Rows from a dataset
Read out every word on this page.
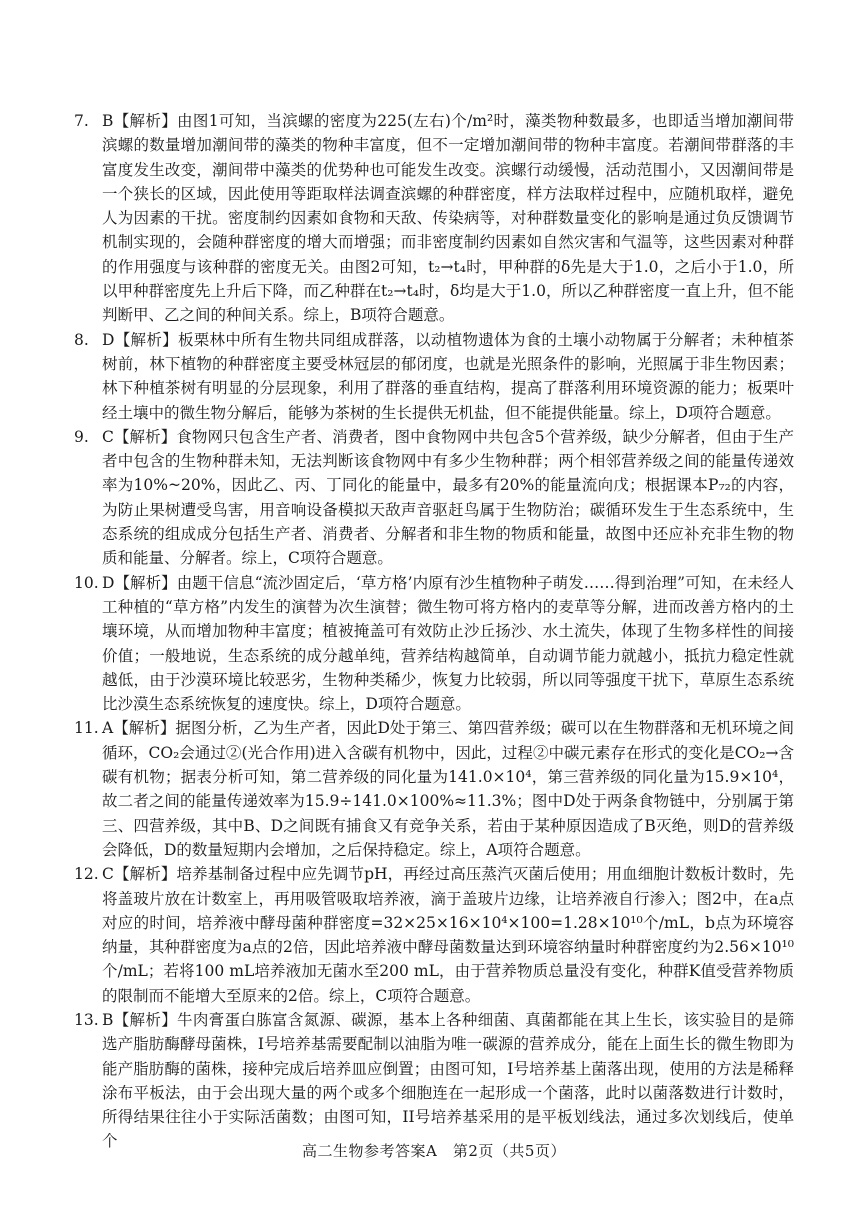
7. B【解析】由图1可知，当滨螺的密度为225(左右)个/m²时，藻类物种数最多，也即适当增加潮间带滨螺的数量增加潮间带的藻类的物种丰富度，但不一定增加潮间带的物种丰富度。若潮间带群落的丰富度发生改变，潮间带中藻类的优势种也可能发生改变。滨螺行动缓慢，活动范围小，又因潮间带是一个狭长的区域，因此使用等距取样法调查滨螺的种群密度，样方法取样过程中，应随机取样，避免人为因素的干扰。密度制约因素如食物和天敌、传染病等，对种群数量变化的影响是通过负反馈调节机制实现的，会随种群密度的增大而增强；而非密度制约因素如自然灾害和气温等，这些因素对种群的作用强度与该种群的密度无关。由图2可知，t₂→t₄时，甲种群的δ先是大于1.0，之后小于1.0，所以甲种群密度先上升后下降，而乙种群在t₂→t₄时，δ均是大于1.0，所以乙种群密度一直上升，但不能判断甲、乙之间的种间关系。综上，B项符合题意。

8. D【解析】板栗林中所有生物共同组成群落，以动植物遗体为食的土壤小动物属于分解者；未种植茶树前，林下植物的种群密度主要受林冠层的郁闭度，也就是光照条件的影响，光照属于非生物因素；林下种植茶树有明显的分层现象，利用了群落的垂直结构，提高了群落利用环境资源的能力；板栗叶经土壤中的微生物分解后，能够为茶树的生长提供无机盐，但不能提供能量。综上，D项符合题意。

9. C【解析】食物网只包含生产者、消费者，图中食物网中共包含5个营养级，缺少分解者，但由于生产者中包含的生物种群未知，无法判断该食物网中有多少生物种群；两个相邻营养级之间的能量传递效率为10%~20%，因此乙、丙、丁同化的能量中，最多有20%的能量流向戊；根据课本P₇₂的内容，为防止果树遭受鸟害，用音响设备模拟天敌声音驱赶鸟属于生物防治；碳循环发生于生态系统中，生态系统的组成成分包括生产者、消费者、分解者和非生物的物质和能量，故图中还应补充非生物的物质和能量、分解者。综上，C项符合题意。

10. D【解析】由题干信息“流沙固定后，‘草方格’内原有沙生植物种子萌发……得到治理”可知，在未经人工种植的“草方格”内发生的演替为次生演替；微生物可将方格内的麦草等分解，进而改善方格内的土壤环境，从而增加物种丰富度；植被掩盖可有效防止沙丘扬沙、水土流失，体现了生物多样性的间接价值；一般地说，生态系统的成分越单纯，营养结构越简单，自动调节能力就越小，抵抗力稳定性就越低，由于沙漠环境比较恶劣，生物种类稀少，恢复力比较弱，所以同等强度干扰下，草原生态系统比沙漠生态系统恢复的速度快。综上，D项符合题意。

11. A【解析】据图分析，乙为生产者，因此D处于第三、第四营养级；碳可以在生物群落和无机环境之间循环，CO₂会通过②(光合作用)进入含碳有机物中，因此，过程②中碳元素存在形式的变化是CO₂→含碳有机物；据表分析可知，第二营养级的同化量为141.0×10⁴，第三营养级的同化量为15.9×10⁴，故二者之间的能量传递效率为15.9÷141.0×100%≈11.3%；图中D处于两条食物链中，分别属于第三、四营养级，其中B、D之间既有捕食又有竞争关系，若由于某种原因造成了B灭绝，则D的营养级会降低，D的数量短期内会增加，之后保持稳定。综上，A项符合题意。

12. C【解析】培养基制备过程中应先调节pH，再经过高压蒸汽灭菌后使用；用血细胞计数板计数时，先将盖玻片放在计数室上，再用吸管吸取培养液，滴于盖玻片边缘，让培养液自行渗入；图2中，在a点对应的时间，培养液中酵母菌种群密度=32×25×16×10⁴×100=1.28×10¹⁰个/mL，b点为环境容纳量，其种群密度为a点的2倍，因此培养液中酵母菌数量达到环境容纳量时种群密度约为2.56×10¹⁰个/mL；若将100 mL培养液加无菌水至200 mL，由于营养物质总量没有变化，种群K值受营养物质的限制而不能增大至原来的2倍。综上，C项符合题意。

13. B【解析】牛肉膏蛋白胨富含氮源、碳源，基本上各种细菌、真菌都能在其上生长，该实验目的是筛选产脂肪酶酵母菌株，I号培养基需要配制以油脂为唯一碳源的营养成分，能在上面生长的微生物即为能产脂肪酶的菌株，接种完成后培养皿应倒置；由图可知，I号培养基上菌落出现，使用的方法是稀释涂布平板法，由于会出现大量的两个或多个细胞连在一起形成一个菌落，此时以菌落数进行计数时，所得结果往往小于实际活菌数；由图可知，II号培养基采用的是平板划线法，通过多次划线后，使单个

高二生物参考答案A　第2页（共5页）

**GOAL OF THE EXERCISE**
Print the entries above exactly, taking out only the pictures.

**WRITTEN SOLUTION**
Read out every word on this page.
7. B【解析】由图1可知，当滨螺的密度为225(左右)个/m²时，藻类物种数最多，也即适当增加潮间带滨螺的数量增加潮间带的藻类的物种丰富度，但不一定增加潮间带的物种丰富度。若潮间带群落的丰富度发生改变，潮间带中藻类的优势种也可能发生改变。滨螺行动缓慢，活动范围小，又因潮间带是一个狭长的区域，因此使用等距取样法调查滨螺的种群密度，样方法取样过程中，应随机取样，避免人为因素的干扰。密度制约因素如食物和天敌、传染病等，对种群数量变化的影响是通过负反馈调节机制实现的，会随种群密度的增大而增强；而非密度制约因素如自然灾害和气温等，这些因素对种群的作用强度与该种群的密度无关。由图2可知，t₂→t₄时，甲种群的δ先是大于1.0，之后小于1.0，所以甲种群密度先上升后下降，而乙种群在t₂→t₄时，δ均是大于1.0，所以乙种群密度一直上升，但不能判断甲、乙之间的种间关系。综上，B项符合题意。

8. D【解析】板栗林中所有生物共同组成群落，以动植物遗体为食的土壤小动物属于分解者；未种植茶树前，林下植物的种群密度主要受林冠层的郁闭度，也就是光照条件的影响，光照属于非生物因素；林下种植茶树有明显的分层现象，利用了群落的垂直结构，提高了群落利用环境资源的能力；板栗叶经土壤中的微生物分解后，能够为茶树的生长提供无机盐，但不能提供能量。综上，D项符合题意。

9. C【解析】食物网只包含生产者、消费者，图中食物网中共包含5个营养级，缺少分解者，但由于生产者中包含的生物种群未知，无法判断该食物网中有多少生物种群；两个相邻营养级之间的能量传递效率为10%~20%，因此乙、丙、丁同化的能量中，最多有20%的能量流向戊；根据课本P₇₂的内容，为防止果树遭受鸟害，用音响设备模拟天敌声音驱赶鸟属于生物防治；碳循环发生于生态系统中，生态系统的组成成分包括生产者、消费者、分解者和非生物的物质和能量，故图中还应补充非生物的物质和能量、分解者。综上，C项符合题意。

10. D【解析】由题干信息“流沙固定后，‘草方格’内原有沙生植物种子萌发……得到治理”可知，在未经人工种植的“草方格”内发生的演替为次生演替；微生物可将方格内的麦草等分解，进而改善方格内的土壤环境，从而增加物种丰富度；植被掩盖可有效防止沙丘扬沙、水土流失，体现了生物多样性的间接价值；一般地说，生态系统的成分越单纯，营养结构越简单，自动调节能力就越小，抵抗力稳定性就越低，由于沙漠环境比较恶劣，生物种类稀少，恢复力比较弱，所以同等强度干扰下，草原生态系统比沙漠生态系统恢复的速度快。综上，D项符合题意。

11. A【解析】据图分析，乙为生产者，因此D处于第三、第四营养级；碳可以在生物群落和无机环境之间循环，CO₂会通过②(光合作用)进入含碳有机物中，因此，过程②中碳元素存在形式的变化是CO₂→含碳有机物；据表分析可知，第二营养级的同化量为141.0×10⁴，第三营养级的同化量为15.9×10⁴，故二者之间的能量传递效率为15.9÷141.0×100%≈11.3%；图中D处于两条食物链中，分别属于第三、四营养级，其中B、D之间既有捕食又有竞争关系，若由于某种原因造成了B灭绝，则D的营养级会降低，D的数量短期内会增加，之后保持稳定。综上，A项符合题意。

12. C【解析】培养基制备过程中应先调节pH，再经过高压蒸汽灭菌后使用；用血细胞计数板计数时，先将盖玻片放在计数室上，再用吸管吸取培养液，滴于盖玻片边缘，让培养液自行渗入；图2中，在a点对应的时间，培养液中酵母菌种群密度=32×25×16×10⁴×100=1.28×10¹⁰个/mL，b点为环境容纳量，其种群密度为a点的2倍，因此培养液中酵母菌数量达到环境容纳量时种群密度约为2.56×10¹⁰个/mL；若将100 mL培养液加无菌水至200 mL，由于营养物质总量没有变化，种群K值受营养物质的限制而不能增大至原来的2倍。综上，C项符合题意。

13. B【解析】牛肉膏蛋白胨富含氮源、碳源，基本上各种细菌、真菌都能在其上生长，该实验目的是筛选产脂肪酶酵母菌株，I号培养基需要配制以油脂为唯一碳源的营养成分，能在上面生长的微生物即为能产脂肪酶的菌株，接种完成后培养皿应倒置；由图可知，I号培养基上菌落出现，使用的方法是稀释涂布平板法，由于会出现大量的两个或多个细胞连在一起形成一个菌落，此时以菌落数进行计数时，所得结果往往小于实际活菌数；由图可知，II号培养基采用的是平板划线法，通过多次划线后，使单个

高二生物参考答案A　第2页（共5页）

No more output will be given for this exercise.